Exercise description: Output the data below in full, character for character.

Dataset extract:
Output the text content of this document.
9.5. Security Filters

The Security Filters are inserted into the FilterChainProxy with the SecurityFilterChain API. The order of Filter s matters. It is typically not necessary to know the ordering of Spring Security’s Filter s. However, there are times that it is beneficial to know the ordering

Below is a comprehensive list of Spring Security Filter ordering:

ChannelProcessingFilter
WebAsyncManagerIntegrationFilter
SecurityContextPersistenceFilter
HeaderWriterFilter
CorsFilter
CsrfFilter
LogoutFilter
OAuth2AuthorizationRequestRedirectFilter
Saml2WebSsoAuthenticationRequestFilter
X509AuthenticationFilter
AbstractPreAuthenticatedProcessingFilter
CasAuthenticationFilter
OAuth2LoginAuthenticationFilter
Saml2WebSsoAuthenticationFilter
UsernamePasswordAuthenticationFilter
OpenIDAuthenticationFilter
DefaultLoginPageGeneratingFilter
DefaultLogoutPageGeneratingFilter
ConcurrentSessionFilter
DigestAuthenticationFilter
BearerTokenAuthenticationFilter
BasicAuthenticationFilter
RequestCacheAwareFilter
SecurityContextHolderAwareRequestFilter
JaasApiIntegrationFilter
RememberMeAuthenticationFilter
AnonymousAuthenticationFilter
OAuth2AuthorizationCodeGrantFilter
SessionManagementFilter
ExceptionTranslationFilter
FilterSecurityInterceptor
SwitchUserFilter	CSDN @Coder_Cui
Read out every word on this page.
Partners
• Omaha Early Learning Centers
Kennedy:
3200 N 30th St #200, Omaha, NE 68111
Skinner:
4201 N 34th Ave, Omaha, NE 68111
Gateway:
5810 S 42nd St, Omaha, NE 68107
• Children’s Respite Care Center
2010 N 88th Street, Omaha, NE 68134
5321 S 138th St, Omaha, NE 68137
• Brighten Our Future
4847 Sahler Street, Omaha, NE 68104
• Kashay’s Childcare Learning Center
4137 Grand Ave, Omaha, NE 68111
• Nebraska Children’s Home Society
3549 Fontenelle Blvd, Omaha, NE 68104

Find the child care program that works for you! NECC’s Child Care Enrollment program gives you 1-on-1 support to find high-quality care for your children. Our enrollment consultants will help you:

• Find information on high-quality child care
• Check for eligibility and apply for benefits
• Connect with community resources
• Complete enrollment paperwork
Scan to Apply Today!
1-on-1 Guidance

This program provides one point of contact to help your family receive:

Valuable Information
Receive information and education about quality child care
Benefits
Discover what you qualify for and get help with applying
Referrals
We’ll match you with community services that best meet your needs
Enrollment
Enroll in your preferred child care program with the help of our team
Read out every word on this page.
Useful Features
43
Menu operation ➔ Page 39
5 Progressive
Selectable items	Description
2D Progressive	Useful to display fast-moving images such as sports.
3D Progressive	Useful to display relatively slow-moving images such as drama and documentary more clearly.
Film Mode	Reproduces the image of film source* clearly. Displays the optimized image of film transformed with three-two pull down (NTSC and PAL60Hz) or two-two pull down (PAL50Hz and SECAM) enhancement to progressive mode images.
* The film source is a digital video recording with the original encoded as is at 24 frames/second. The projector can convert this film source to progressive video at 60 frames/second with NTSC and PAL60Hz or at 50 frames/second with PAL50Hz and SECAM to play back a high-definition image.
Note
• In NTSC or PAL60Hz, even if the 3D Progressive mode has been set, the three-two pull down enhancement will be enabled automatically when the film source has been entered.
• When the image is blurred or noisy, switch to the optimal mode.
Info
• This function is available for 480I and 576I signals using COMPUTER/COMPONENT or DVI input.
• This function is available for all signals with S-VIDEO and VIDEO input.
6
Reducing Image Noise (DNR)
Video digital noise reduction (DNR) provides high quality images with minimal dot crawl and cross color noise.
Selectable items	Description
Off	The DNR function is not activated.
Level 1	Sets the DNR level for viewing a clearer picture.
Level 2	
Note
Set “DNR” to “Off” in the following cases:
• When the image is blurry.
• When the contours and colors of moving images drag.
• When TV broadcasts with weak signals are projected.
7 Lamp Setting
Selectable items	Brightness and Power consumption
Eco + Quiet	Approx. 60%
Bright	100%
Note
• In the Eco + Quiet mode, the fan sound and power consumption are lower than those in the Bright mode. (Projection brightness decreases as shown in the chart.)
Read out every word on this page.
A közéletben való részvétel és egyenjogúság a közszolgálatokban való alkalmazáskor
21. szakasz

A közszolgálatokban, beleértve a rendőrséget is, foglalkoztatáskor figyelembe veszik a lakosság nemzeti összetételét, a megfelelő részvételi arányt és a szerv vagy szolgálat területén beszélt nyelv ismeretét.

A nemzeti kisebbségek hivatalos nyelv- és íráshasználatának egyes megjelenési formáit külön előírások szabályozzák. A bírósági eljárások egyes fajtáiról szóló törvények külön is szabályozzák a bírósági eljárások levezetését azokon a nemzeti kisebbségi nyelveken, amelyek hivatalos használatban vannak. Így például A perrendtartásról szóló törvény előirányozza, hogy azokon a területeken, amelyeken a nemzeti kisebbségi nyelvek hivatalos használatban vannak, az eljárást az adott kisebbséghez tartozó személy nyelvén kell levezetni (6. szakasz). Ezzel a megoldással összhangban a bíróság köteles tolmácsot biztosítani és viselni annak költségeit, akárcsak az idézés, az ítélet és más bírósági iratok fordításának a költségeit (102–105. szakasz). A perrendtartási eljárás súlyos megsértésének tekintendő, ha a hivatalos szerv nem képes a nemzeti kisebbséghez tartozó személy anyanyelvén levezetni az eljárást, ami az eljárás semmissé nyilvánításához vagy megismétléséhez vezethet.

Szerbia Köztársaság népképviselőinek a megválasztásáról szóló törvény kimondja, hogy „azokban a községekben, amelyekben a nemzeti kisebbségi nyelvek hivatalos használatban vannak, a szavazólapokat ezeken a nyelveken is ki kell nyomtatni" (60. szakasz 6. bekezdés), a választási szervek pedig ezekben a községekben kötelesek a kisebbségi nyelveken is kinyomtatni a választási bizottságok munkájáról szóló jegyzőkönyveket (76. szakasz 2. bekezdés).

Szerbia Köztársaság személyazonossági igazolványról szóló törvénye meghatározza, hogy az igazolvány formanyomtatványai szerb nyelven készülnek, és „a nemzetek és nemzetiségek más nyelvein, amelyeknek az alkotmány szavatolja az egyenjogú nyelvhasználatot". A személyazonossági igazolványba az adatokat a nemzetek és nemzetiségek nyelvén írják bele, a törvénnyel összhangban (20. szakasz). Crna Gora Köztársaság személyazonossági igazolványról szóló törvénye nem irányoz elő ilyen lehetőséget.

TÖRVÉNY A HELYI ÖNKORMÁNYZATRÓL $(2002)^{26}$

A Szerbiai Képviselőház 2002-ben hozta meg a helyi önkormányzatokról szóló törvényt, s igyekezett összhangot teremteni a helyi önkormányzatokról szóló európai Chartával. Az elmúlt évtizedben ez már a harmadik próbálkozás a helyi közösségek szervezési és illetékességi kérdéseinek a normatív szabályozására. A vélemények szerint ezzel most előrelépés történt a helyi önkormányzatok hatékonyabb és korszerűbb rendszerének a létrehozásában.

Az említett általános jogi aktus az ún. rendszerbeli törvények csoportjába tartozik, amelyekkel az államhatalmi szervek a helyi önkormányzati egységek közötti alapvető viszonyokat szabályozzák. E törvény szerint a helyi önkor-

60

Written response:
Output the text content of this document.
9.5. Security Filters

The Security Filters are inserted into the FilterChainProxy with the SecurityFilterChain API. The order of Filter s matters. It is typically not necessary to know the ordering of Spring Security’s Filter s. However, there are times that it is beneficial to know the ordering

Below is a comprehensive list of Spring Security Filter ordering:

ChannelProcessingFilter
WebAsyncManagerIntegrationFilter
SecurityContextPersistenceFilter
HeaderWriterFilter
CorsFilter
CsrfFilter
LogoutFilter
OAuth2AuthorizationRequestRedirectFilter
Saml2WebSsoAuthenticationRequestFilter
X509AuthenticationFilter
AbstractPreAuthenticatedProcessingFilter
CasAuthenticationFilter
OAuth2LoginAuthenticationFilter
Saml2WebSsoAuthenticationFilter
UsernamePasswordAuthenticationFilter
OpenIDAuthenticationFilter
DefaultLoginPageGeneratingFilter
DefaultLogoutPageGeneratingFilter
ConcurrentSessionFilter
DigestAuthenticationFilter
BearerTokenAuthenticationFilter
BasicAuthenticationFilter
RequestCacheAwareFilter
SecurityContextHolderAwareRequestFilter
JaasApiIntegrationFilter
RememberMeAuthenticationFilter
AnonymousAuthenticationFilter
OAuth2AuthorizationCodeGrantFilter
SessionManagementFilter
ExceptionTranslationFilter
FilterSecurityInterceptor
SwitchUserFilter	CSDN @Coder_Cui
Read out every word on this page.
Partners
• Omaha Early Learning Centers
Kennedy:
3200 N 30th St #200, Omaha, NE 68111
Skinner:
4201 N 34th Ave, Omaha, NE 68111
Gateway:
5810 S 42nd St, Omaha, NE 68107
• Children’s Respite Care Center
2010 N 88th Street, Omaha, NE 68134
5321 S 138th St, Omaha, NE 68137
• Brighten Our Future
4847 Sahler Street, Omaha, NE 68104
• Kashay’s Childcare Learning Center
4137 Grand Ave, Omaha, NE 68111
• Nebraska Children’s Home Society
3549 Fontenelle Blvd, Omaha, NE 68104

Find the child care program that works for you! NECC’s Child Care Enrollment program gives you 1-on-1 support to find high-quality care for your children. Our enrollment consultants will help you:

• Find information on high-quality child care
• Check for eligibility and apply for benefits
• Connect with community resources
• Complete enrollment paperwork
Scan to Apply Today!
1-on-1 Guidance

This program provides one point of contact to help your family receive:

Valuable Information
Receive information and education about quality child care
Benefits
Discover what you qualify for and get help with applying
Referrals
We’ll match you with community services that best meet your needs
Enrollment
Enroll in your preferred child care program with the help of our team
Read out every word on this page.
Useful Features
43
Menu operation ➔ Page 39
5 Progressive
Selectable items	Description
2D Progressive	Useful to display fast-moving images such as sports.
3D Progressive	Useful to display relatively slow-moving images such as drama and documentary more clearly.
Film Mode	Reproduces the image of film source* clearly. Displays the optimized image of film transformed with three-two pull down (NTSC and PAL60Hz) or two-two pull down (PAL50Hz and SECAM) enhancement to progressive mode images.
* The film source is a digital video recording with the original encoded as is at 24 frames/second. The projector can convert this film source to progressive video at 60 frames/second with NTSC and PAL60Hz or at 50 frames/second with PAL50Hz and SECAM to play back a high-definition image.
Note
• In NTSC or PAL60Hz, even if the 3D Progressive mode has been set, the three-two pull down enhancement will be enabled automatically when the film source has been entered.
• When the image is blurred or noisy, switch to the optimal mode.
Info
• This function is available for 480I and 576I signals using COMPUTER/COMPONENT or DVI input.
• This function is available for all signals with S-VIDEO and VIDEO input.
6
Reducing Image Noise (DNR)
Video digital noise reduction (DNR) provides high quality images with minimal dot crawl and cross color noise.
Selectable items	Description
Off	The DNR function is not activated.
Level 1	Sets the DNR level for viewing a clearer picture.
Level 2	
Note
Set “DNR” to “Off” in the following cases:
• When the image is blurry.
• When the contours and colors of moving images drag.
• When TV broadcasts with weak signals are projected.
7 Lamp Setting
Selectable items	Brightness and Power consumption
Eco + Quiet	Approx. 60%
Bright	100%
Note
• In the Eco + Quiet mode, the fan sound and power consumption are lower than those in the Bright mode. (Projection brightness decreases as shown in the chart.)
Read out every word on this page.
A közéletben való részvétel és egyenjogúság a közszolgálatokban való alkalmazáskor
21. szakasz

A közszolgálatokban, beleértve a rendőrséget is, foglalkoztatáskor figyelembe veszik a lakosság nemzeti összetételét, a megfelelő részvételi arányt és a szerv vagy szolgálat területén beszélt nyelv ismeretét.

A nemzeti kisebbségek hivatalos nyelv- és íráshasználatának egyes megjelenési formáit külön előírások szabályozzák. A bírósági eljárások egyes fajtáiról szóló törvények külön is szabályozzák a bírósági eljárások levezetését azokon a nemzeti kisebbségi nyelveken, amelyek hivatalos használatban vannak. Így például A perrendtartásról szóló törvény előirányozza, hogy azokon a területeken, amelyeken a nemzeti kisebbségi nyelvek hivatalos használatban vannak, az eljárást az adott kisebbséghez tartozó személy nyelvén kell levezetni (6. szakasz). Ezzel a megoldással összhangban a bíróság köteles tolmácsot biztosítani és viselni annak költségeit, akárcsak az idézés, az ítélet és más bírósági iratok fordításának a költségeit (102–105. szakasz). A perrendtartási eljárás súlyos megsértésének tekintendő, ha a hivatalos szerv nem képes a nemzeti kisebbséghez tartozó személy anyanyelvén levezetni az eljárást, ami az eljárás semmissé nyilvánításához vagy megismétléséhez vezethet.

Szerbia Köztársaság népképviselőinek a megválasztásáról szóló törvény kimondja, hogy „azokban a községekben, amelyekben a nemzeti kisebbségi nyelvek hivatalos használatban vannak, a szavazólapokat ezeken a nyelveken is ki kell nyomtatni" (60. szakasz 6. bekezdés), a választási szervek pedig ezekben a községekben kötelesek a kisebbségi nyelveken is kinyomtatni a választási bizottságok munkájáról szóló jegyzőkönyveket (76. szakasz 2. bekezdés).

Szerbia Köztársaság személyazonossági igazolványról szóló törvénye meghatározza, hogy az igazolvány formanyomtatványai szerb nyelven készülnek, és „a nemzetek és nemzetiségek más nyelvein, amelyeknek az alkotmány szavatolja az egyenjogú nyelvhasználatot". A személyazonossági igazolványba az adatokat a nemzetek és nemzetiségek nyelvén írják bele, a törvénnyel összhangban (20. szakasz). Crna Gora Köztársaság személyazonossági igazolványról szóló törvénye nem irányoz elő ilyen lehetőséget.

TÖRVÉNY A HELYI ÖNKORMÁNYZATRÓL $(2002)^{26}$

A Szerbiai Képviselőház 2002-ben hozta meg a helyi önkormányzatokról szóló törvényt, s igyekezett összhangot teremteni a helyi önkormányzatokról szóló európai Chartával. Az elmúlt évtizedben ez már a harmadik próbálkozás a helyi közösségek szervezési és illetékességi kérdéseinek a normatív szabályozására. A vélemények szerint ezzel most előrelépés történt a helyi önkormányzatok hatékonyabb és korszerűbb rendszerének a létrehozásában.

Az említett általános jogi aktus az ún. rendszerbeli törvények csoportjába tartozik, amelyekkel az államhatalmi szervek a helyi önkormányzati egységek közötti alapvető viszonyokat szabályozzák. E törvény szerint a helyi önkor-

60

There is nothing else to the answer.